▶ _Description of the task_
Word for word, quote the lines from the one containing "Give me the" to the end of the entries below, including both. Leave pictures out.

▶ _Source data_

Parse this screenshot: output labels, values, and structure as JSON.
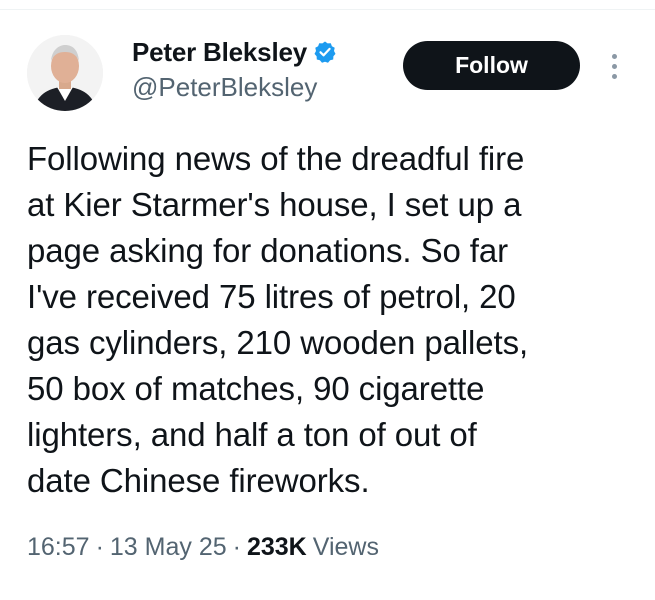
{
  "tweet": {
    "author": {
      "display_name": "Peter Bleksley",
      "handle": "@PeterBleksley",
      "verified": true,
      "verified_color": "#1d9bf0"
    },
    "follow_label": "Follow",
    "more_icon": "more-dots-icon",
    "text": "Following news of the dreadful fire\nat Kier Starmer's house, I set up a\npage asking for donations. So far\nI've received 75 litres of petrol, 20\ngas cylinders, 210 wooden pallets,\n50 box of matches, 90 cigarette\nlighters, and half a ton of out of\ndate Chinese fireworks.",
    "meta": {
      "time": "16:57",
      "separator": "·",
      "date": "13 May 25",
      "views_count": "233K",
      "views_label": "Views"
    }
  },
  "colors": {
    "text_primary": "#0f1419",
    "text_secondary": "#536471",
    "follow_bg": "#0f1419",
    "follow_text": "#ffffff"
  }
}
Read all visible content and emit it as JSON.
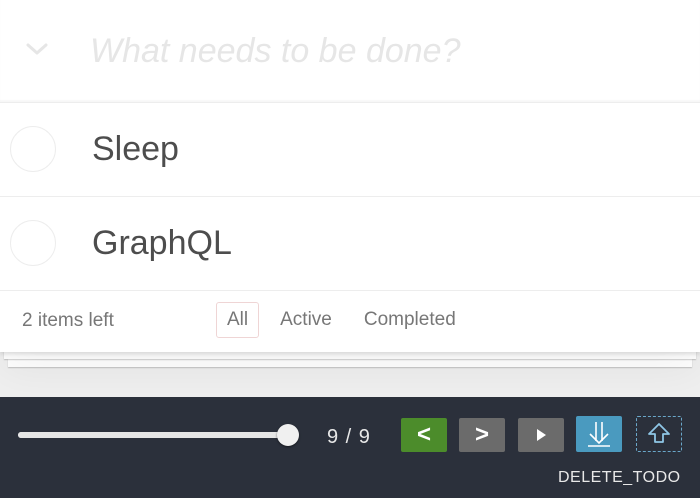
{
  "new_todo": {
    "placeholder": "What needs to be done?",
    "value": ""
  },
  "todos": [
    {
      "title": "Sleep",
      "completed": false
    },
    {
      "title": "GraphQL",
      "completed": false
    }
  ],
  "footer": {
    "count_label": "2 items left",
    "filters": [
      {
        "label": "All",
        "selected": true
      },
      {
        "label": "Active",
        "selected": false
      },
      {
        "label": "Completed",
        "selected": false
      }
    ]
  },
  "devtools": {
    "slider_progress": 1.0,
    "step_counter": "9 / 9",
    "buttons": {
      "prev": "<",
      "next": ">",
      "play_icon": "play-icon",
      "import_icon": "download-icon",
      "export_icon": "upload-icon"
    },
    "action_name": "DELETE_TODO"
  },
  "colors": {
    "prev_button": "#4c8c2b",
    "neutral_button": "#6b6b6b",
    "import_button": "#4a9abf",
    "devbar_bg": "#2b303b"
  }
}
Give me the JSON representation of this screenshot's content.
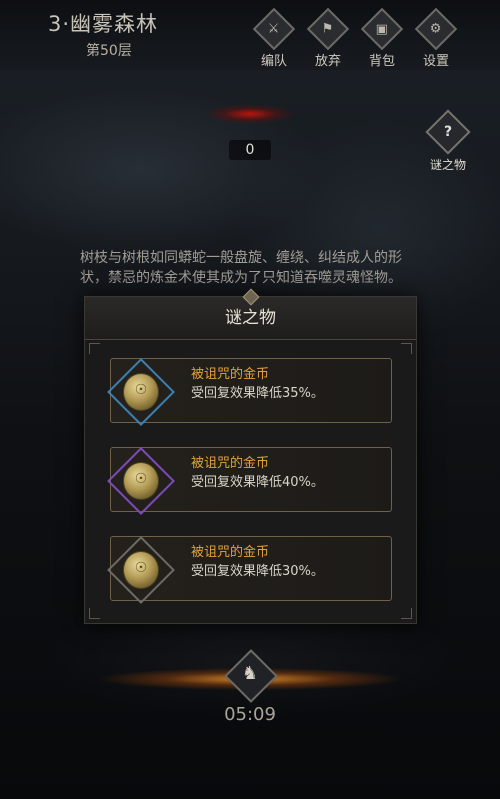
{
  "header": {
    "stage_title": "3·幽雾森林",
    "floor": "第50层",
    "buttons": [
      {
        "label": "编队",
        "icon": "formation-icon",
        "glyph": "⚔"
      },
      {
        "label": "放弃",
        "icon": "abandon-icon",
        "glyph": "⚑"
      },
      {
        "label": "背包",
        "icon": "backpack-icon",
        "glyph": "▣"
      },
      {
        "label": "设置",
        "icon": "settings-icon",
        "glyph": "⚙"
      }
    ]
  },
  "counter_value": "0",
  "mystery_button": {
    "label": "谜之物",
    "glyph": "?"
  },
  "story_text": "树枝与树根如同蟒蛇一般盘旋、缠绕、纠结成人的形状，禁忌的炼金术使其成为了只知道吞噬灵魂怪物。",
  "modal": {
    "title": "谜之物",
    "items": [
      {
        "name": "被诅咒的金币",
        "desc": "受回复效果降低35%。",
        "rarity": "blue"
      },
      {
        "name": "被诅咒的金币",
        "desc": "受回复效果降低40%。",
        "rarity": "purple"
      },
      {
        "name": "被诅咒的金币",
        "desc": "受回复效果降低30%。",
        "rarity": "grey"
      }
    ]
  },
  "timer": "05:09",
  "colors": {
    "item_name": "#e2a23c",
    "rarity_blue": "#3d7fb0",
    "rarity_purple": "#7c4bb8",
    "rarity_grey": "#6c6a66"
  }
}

▶ _Response_
Give me the JSON representation of this screenshot's content.
{
  "header": {
    "stage_title": "3·幽雾森林",
    "floor": "第50层",
    "buttons": [
      {
        "label": "编队",
        "icon": "formation-icon",
        "glyph": "⚔"
      },
      {
        "label": "放弃",
        "icon": "abandon-icon",
        "glyph": "⚑"
      },
      {
        "label": "背包",
        "icon": "backpack-icon",
        "glyph": "▣"
      },
      {
        "label": "设置",
        "icon": "settings-icon",
        "glyph": "⚙"
      }
    ]
  },
  "counter_value": "0",
  "mystery_button": {
    "label": "谜之物",
    "glyph": "?"
  },
  "story_text": "树枝与树根如同蟒蛇一般盘旋、缠绕、纠结成人的形状，禁忌的炼金术使其成为了只知道吞噬灵魂怪物。",
  "modal": {
    "title": "谜之物",
    "items": [
      {
        "name": "被诅咒的金币",
        "desc": "受回复效果降低35%。",
        "rarity": "blue"
      },
      {
        "name": "被诅咒的金币",
        "desc": "受回复效果降低40%。",
        "rarity": "purple"
      },
      {
        "name": "被诅咒的金币",
        "desc": "受回复效果降低30%。",
        "rarity": "grey"
      }
    ]
  },
  "timer": "05:09",
  "colors": {
    "item_name": "#e2a23c",
    "rarity_blue": "#3d7fb0",
    "rarity_purple": "#7c4bb8",
    "rarity_grey": "#6c6a66"
  }
}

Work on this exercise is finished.